13. La Cour rappelle qu’elle vient de constater la violation des articles 6 § 1 de la Convention et 1 du Protocole no 1 à la Convention en raison de l’omission par les autorités locales de Bucarest de verser aux requérants l’intégralité de la somme qui leur a été octroyée par la cour d’appel de Bucarest. Dès lors, elle ne saurait condamner l’État à rembourser la valeur marchande de l’appartement.
14. Eu égard à l’ensemble des éléments dont elle dispose et aux dispositions de l’arrêt de la cour d’appel, la Cour octroie aux requérants 20 000 EUR pour préjudice matériel. Compte tenu de la nature de la violation constatée et des circonstances en l’espèce, elle alloue également aux requérants 1 000 EUR au titre du dommage moral subi, plus tout montant pouvant être dû à titre d’impôt sur cette somme.
15. S’agissant de la demande de remboursement des frais et dépens, compte tenu des documents en sa possession et de sa jurisprudence, la Cour accorde aux requérants 3 000 EUR tous frais confondus, plus tout montant pouvant être dû à titre d’impôt sur cette somme.
16. La Cour juge approprié de calquer le taux des intérêts moratoires sur le taux d’intérêt de la facilité de prêt marginal de la Banque centrale européenne majoré de trois points de pourcentage.

DONNÉES:
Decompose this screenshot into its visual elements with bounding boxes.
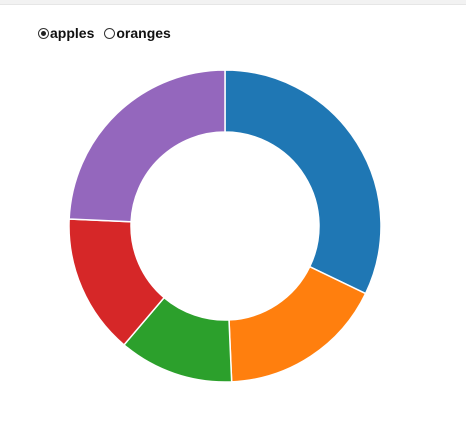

CONSIGNES:
1 > Modifiez l'extrait de l'arrêt depuis « 16. La Cour » jusqu'à « points de pourcentage. » inclus en remplaçant « trois » par « deux ». Donnez ensuite ce passage en entier.
2 > D'après l'extrait de l'arrêt, quelle somme la Cour octroie-t-elle aux requérants pour préjudice matériel ?
3 > Rédigez la suite de l'extrait de l'arrêt en partant de sa dernière phrase.

CORRIGÉ:
1 >
16. La Cour juge approprié de calquer le taux des intérêts moratoires sur le taux d’intérêt de la facilité de prêt marginal de la Banque centrale européenne majoré de deux points de pourcentage.

2 > La Cour octroie aux requérants 20 000 EUR pour préjudice matériel.

3 >
PAR CES MOTIFS, LA COUR, À L’UNANIMITÉ,
1. Déclare la requête recevable ;
2. Dit qu’il y a eu violation de l’article 6 § 1 de la Convention et de l’article 1 du Protocole no 1 à la Convention ;
3. Dit,
a) que l’État défendeur doit verser aux requérants, dans un délai de trois mois les sommes suivantes, à convertir dans la monnaie de l’État défendeur au taux applicable à la date du règlement :
i. 20 000 EUR (vingt mille euros), plus tout montant pouvant être dû à titre d’impôt sur cette somme, pour dommage matériel,
ii. 1 000 EUR (mille euros), plus tout montant pouvant être dû à titre d’impôt sur cette somme, pour dommage moral,
iii. 3 000 EUR (trois mille euros), plus tout montant pouvant être dû par les requérants à titre d’impôt sur cette somme, pour frais et dépens ;
b) qu’à compter de l’expiration dudit délai et jusqu’au versement, ces montants seront à majorer d’un intérêt simple à un taux égal à celui de la facilité de prêt marginal de la Banque centrale européenne applicable pendant cette période, augmenté de trois points de pourcentage ;
4. Rejette le surplus de la demande de satisfaction équitable.
Fait en français, puis communiqué par écrit le 5 juillet 2022, en application de l’article 77 §§ 2 et 3 du règlement.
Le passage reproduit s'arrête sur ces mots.